··· DATA PROVIDED ···
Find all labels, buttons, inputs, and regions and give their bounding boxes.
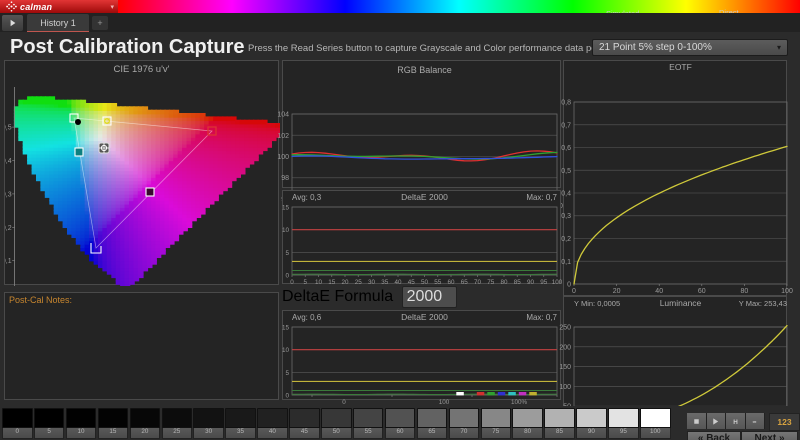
svg-text:H: H — [733, 418, 738, 425]
svg-text:5: 5 — [285, 370, 289, 377]
svg-text:70: 70 — [474, 279, 482, 286]
svg-text:75: 75 — [487, 279, 495, 286]
svg-text:25: 25 — [355, 279, 363, 286]
svg-text:DeltaE 2000: DeltaE 2000 — [401, 192, 448, 202]
svg-text:5: 5 — [303, 279, 307, 286]
svg-text:90: 90 — [527, 279, 535, 286]
svg-text:Y Min: 0,0005: Y Min: 0,0005 — [574, 299, 620, 308]
svg-text:250: 250 — [559, 325, 571, 332]
svg-text:200: 200 — [559, 344, 571, 351]
svg-text:10: 10 — [282, 227, 290, 234]
svg-text:RGB Balance: RGB Balance — [397, 65, 452, 75]
svg-text:Max: 0,7: Max: 0,7 — [526, 193, 557, 202]
svg-text:60: 60 — [447, 279, 455, 286]
svg-text:80: 80 — [741, 288, 749, 295]
svg-text:0,2: 0,2 — [5, 225, 12, 232]
svg-text:5: 5 — [285, 250, 289, 257]
svg-text:20: 20 — [613, 288, 621, 295]
svg-text:0,4: 0,4 — [5, 158, 12, 165]
svg-text:0,4: 0,4 — [561, 191, 571, 198]
svg-text:15: 15 — [282, 205, 290, 212]
svg-text:10: 10 — [282, 347, 290, 354]
svg-text:35: 35 — [381, 279, 389, 286]
svg-text:100: 100 — [552, 279, 563, 286]
svg-text:15: 15 — [282, 325, 290, 332]
svg-text:65: 65 — [461, 279, 469, 286]
svg-text:40: 40 — [655, 288, 663, 295]
svg-text:0,1: 0,1 — [561, 259, 571, 266]
svg-text:100%: 100% — [511, 399, 528, 406]
svg-text:95: 95 — [540, 279, 548, 286]
svg-text:85: 85 — [514, 279, 522, 286]
svg-text:0: 0 — [572, 288, 576, 295]
svg-text:55: 55 — [434, 279, 442, 286]
svg-text:0,7: 0,7 — [561, 122, 571, 129]
svg-text:98: 98 — [281, 175, 289, 182]
svg-text:15: 15 — [328, 279, 336, 286]
svg-text:0,3: 0,3 — [5, 191, 12, 198]
svg-text:45: 45 — [408, 279, 416, 286]
svg-text:Max: 0,7: Max: 0,7 — [526, 313, 557, 322]
svg-text:100: 100 — [559, 384, 571, 391]
svg-text:20: 20 — [341, 279, 349, 286]
svg-text:10: 10 — [315, 279, 323, 286]
svg-text:102: 102 — [277, 133, 289, 140]
svg-text:0: 0 — [342, 399, 346, 406]
svg-text:0: 0 — [290, 279, 294, 286]
svg-text:0: 0 — [567, 282, 571, 289]
svg-text:40: 40 — [394, 279, 402, 286]
svg-text:80: 80 — [500, 279, 508, 286]
svg-text:Avg: 0,6: Avg: 0,6 — [292, 313, 322, 322]
svg-text:0,5: 0,5 — [5, 125, 12, 132]
svg-text:30: 30 — [368, 279, 376, 286]
svg-text:50: 50 — [421, 279, 429, 286]
svg-text:Y Max: 253,43: Y Max: 253,43 — [739, 299, 787, 308]
svg-text:0: 0 — [285, 393, 289, 400]
svg-text:0,2: 0,2 — [561, 236, 571, 243]
svg-text:100: 100 — [439, 399, 450, 406]
svg-text:0,6: 0,6 — [561, 145, 571, 152]
svg-text:Avg: 0,3: Avg: 0,3 — [292, 193, 322, 202]
svg-text:60: 60 — [698, 288, 706, 295]
svg-text:Luminance: Luminance — [660, 298, 702, 308]
svg-text:150: 150 — [559, 364, 571, 371]
svg-text:∞: ∞ — [753, 419, 757, 425]
svg-text:0,1: 0,1 — [5, 258, 12, 265]
svg-text:100: 100 — [277, 154, 289, 161]
svg-text:104: 104 — [277, 112, 289, 119]
svg-text:DeltaE 2000: DeltaE 2000 — [401, 312, 448, 322]
svg-text:0: 0 — [285, 273, 289, 280]
svg-text:0,3: 0,3 — [561, 213, 571, 220]
svg-text:0,8: 0,8 — [561, 100, 571, 107]
svg-text:EOTF: EOTF — [669, 62, 692, 72]
svg-text:100: 100 — [781, 288, 793, 295]
svg-text:0,5: 0,5 — [561, 168, 571, 175]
···
Please return every line in the records above that contains the string "DeltaE".

svg-text:DeltaE 2000: DeltaE 2000 — [401, 192, 448, 202]
svg-text:DeltaE 2000: DeltaE 2000 — [401, 312, 448, 322]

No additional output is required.